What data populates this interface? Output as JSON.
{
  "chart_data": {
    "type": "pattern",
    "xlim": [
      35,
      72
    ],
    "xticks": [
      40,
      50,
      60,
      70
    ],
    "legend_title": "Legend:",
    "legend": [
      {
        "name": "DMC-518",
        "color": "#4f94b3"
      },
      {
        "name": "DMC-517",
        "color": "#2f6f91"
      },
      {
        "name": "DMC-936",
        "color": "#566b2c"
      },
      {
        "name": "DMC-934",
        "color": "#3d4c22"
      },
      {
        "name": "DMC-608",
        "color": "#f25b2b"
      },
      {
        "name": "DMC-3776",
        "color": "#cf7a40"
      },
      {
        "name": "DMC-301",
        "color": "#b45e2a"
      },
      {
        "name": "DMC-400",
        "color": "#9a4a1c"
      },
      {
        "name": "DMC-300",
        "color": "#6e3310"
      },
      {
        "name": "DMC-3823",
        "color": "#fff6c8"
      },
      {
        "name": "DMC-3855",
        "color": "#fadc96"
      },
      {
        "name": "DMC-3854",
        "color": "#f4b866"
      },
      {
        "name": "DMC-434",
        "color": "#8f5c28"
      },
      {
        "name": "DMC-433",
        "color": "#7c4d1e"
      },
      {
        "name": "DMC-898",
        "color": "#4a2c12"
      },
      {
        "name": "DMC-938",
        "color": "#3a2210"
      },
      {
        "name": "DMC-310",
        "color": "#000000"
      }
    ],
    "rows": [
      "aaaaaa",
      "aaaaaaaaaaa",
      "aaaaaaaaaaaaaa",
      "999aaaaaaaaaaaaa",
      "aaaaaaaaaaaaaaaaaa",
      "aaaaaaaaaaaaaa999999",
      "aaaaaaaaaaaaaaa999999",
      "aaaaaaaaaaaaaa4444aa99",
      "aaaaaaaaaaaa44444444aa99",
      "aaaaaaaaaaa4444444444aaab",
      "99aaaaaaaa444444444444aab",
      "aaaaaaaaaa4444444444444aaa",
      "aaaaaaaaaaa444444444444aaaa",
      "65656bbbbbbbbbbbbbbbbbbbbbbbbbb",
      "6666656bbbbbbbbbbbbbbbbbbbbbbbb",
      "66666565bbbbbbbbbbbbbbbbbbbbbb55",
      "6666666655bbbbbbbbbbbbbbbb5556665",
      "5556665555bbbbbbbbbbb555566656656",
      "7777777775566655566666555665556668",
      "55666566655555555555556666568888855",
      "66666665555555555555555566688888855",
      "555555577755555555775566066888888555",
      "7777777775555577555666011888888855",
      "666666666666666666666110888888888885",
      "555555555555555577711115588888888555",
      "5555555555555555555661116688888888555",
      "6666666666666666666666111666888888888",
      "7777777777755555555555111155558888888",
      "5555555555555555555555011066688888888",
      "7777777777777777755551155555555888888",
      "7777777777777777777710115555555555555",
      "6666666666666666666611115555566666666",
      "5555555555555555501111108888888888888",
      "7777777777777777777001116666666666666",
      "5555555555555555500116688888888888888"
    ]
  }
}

:::::

Task: Make an exact copy of the data above.

Result of this task:
What data populates this interface? Output as JSON.
{
  "chart_data": {
    "type": "pattern",
    "xlim": [
      35,
      72
    ],
    "xticks": [
      40,
      50,
      60,
      70
    ],
    "legend_title": "Legend:",
    "legend": [
      {
        "name": "DMC-518",
        "color": "#4f94b3"
      },
      {
        "name": "DMC-517",
        "color": "#2f6f91"
      },
      {
        "name": "DMC-936",
        "color": "#566b2c"
      },
      {
        "name": "DMC-934",
        "color": "#3d4c22"
      },
      {
        "name": "DMC-608",
        "color": "#f25b2b"
      },
      {
        "name": "DMC-3776",
        "color": "#cf7a40"
      },
      {
        "name": "DMC-301",
        "color": "#b45e2a"
      },
      {
        "name": "DMC-400",
        "color": "#9a4a1c"
      },
      {
        "name": "DMC-300",
        "color": "#6e3310"
      },
      {
        "name": "DMC-3823",
        "color": "#fff6c8"
      },
      {
        "name": "DMC-3855",
        "color": "#fadc96"
      },
      {
        "name": "DMC-3854",
        "color": "#f4b866"
      },
      {
        "name": "DMC-434",
        "color": "#8f5c28"
      },
      {
        "name": "DMC-433",
        "color": "#7c4d1e"
      },
      {
        "name": "DMC-898",
        "color": "#4a2c12"
      },
      {
        "name": "DMC-938",
        "color": "#3a2210"
      },
      {
        "name": "DMC-310",
        "color": "#000000"
      }
    ],
    "rows": [
      "aaaaaa",
      "aaaaaaaaaaa",
      "aaaaaaaaaaaaaa",
      "999aaaaaaaaaaaaa",
      "aaaaaaaaaaaaaaaaaa",
      "aaaaaaaaaaaaaa999999",
      "aaaaaaaaaaaaaaa999999",
      "aaaaaaaaaaaaaa4444aa99",
      "aaaaaaaaaaaa44444444aa99",
      "aaaaaaaaaaa4444444444aaab",
      "99aaaaaaaa444444444444aab",
      "aaaaaaaaaa4444444444444aaa",
      "aaaaaaaaaaa444444444444aaaa",
      "65656bbbbbbbbbbbbbbbbbbbbbbbbbb",
      "6666656bbbbbbbbbbbbbbbbbbbbbbbb",
      "66666565bbbbbbbbbbbbbbbbbbbbbb55",
      "6666666655bbbbbbbbbbbbbbbb5556665",
      "5556665555bbbbbbbbbbb555566656656",
      "7777777775566655566666555665556668",
      "55666566655555555555556666568888855",
      "66666665555555555555555566688888855",
      "555555577755555555775566066888888555",
      "7777777775555577555666011888888855",
      "666666666666666666666110888888888885",
      "555555555555555577711115588888888555",
      "5555555555555555555661116688888888555",
      "6666666666666666666666111666888888888",
      "7777777777755555555555111155558888888",
      "5555555555555555555555011066688888888",
      "7777777777777777755551155555555888888",
      "7777777777777777777710115555555555555",
      "6666666666666666666611115555566666666",
      "5555555555555555501111108888888888888",
      "7777777777777777777001116666666666666",
      "5555555555555555500116688888888888888"
    ]
  }
}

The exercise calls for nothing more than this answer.